- **Entries supplied**:
============================================================

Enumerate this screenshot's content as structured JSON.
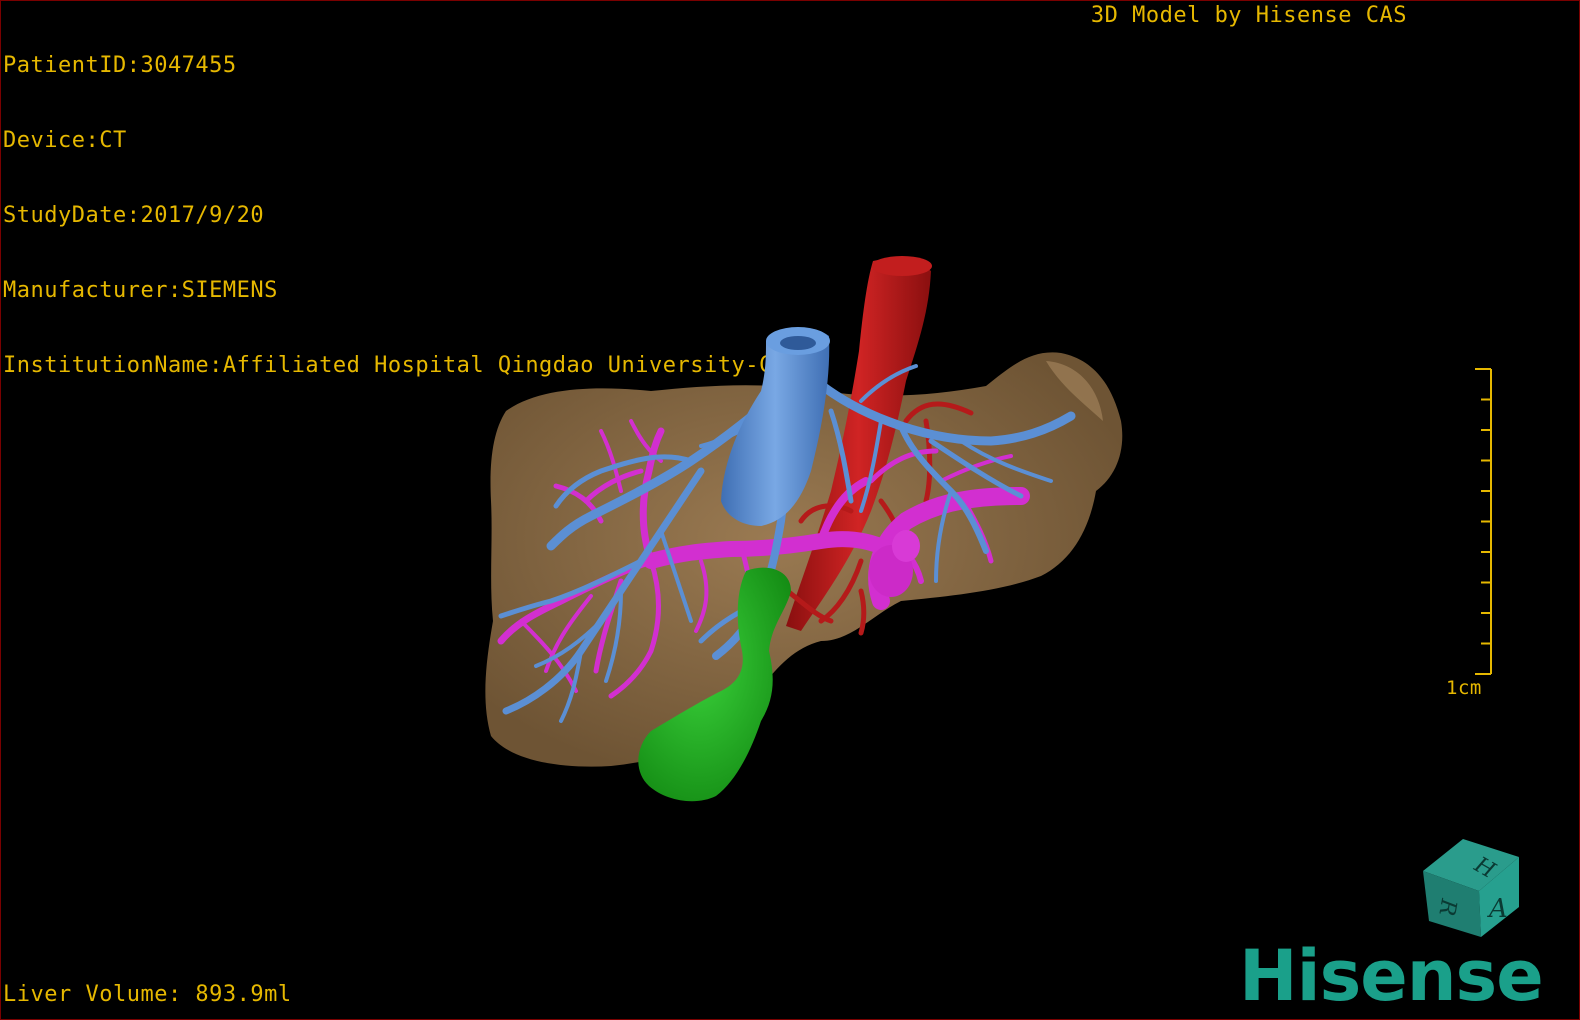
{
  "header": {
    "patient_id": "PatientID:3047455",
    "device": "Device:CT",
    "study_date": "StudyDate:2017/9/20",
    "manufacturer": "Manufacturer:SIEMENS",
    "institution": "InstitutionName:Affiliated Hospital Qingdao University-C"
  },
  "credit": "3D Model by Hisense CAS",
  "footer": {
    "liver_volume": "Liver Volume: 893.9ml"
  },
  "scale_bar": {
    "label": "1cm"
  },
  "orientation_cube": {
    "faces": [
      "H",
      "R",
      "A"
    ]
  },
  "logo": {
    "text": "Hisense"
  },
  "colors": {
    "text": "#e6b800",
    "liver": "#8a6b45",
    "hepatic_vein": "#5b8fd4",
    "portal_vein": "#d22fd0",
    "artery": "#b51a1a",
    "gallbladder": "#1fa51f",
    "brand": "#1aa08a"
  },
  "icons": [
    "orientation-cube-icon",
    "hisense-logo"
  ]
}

============================================================

- **The problem**: Repeat the entries exactly. Pictures are excluded from the copy.

- **Solution to the problem**:
Enumerate this screenshot's content as structured JSON.
{
  "header": {
    "patient_id": "PatientID:3047455",
    "device": "Device:CT",
    "study_date": "StudyDate:2017/9/20",
    "manufacturer": "Manufacturer:SIEMENS",
    "institution": "InstitutionName:Affiliated Hospital Qingdao University-C"
  },
  "credit": "3D Model by Hisense CAS",
  "footer": {
    "liver_volume": "Liver Volume: 893.9ml"
  },
  "scale_bar": {
    "label": "1cm"
  },
  "orientation_cube": {
    "faces": [
      "H",
      "R",
      "A"
    ]
  },
  "logo": {
    "text": "Hisense"
  },
  "colors": {
    "text": "#e6b800",
    "liver": "#8a6b45",
    "hepatic_vein": "#5b8fd4",
    "portal_vein": "#d22fd0",
    "artery": "#b51a1a",
    "gallbladder": "#1fa51f",
    "brand": "#1aa08a"
  },
  "icons": [
    "orientation-cube-icon",
    "hisense-logo"
  ]
}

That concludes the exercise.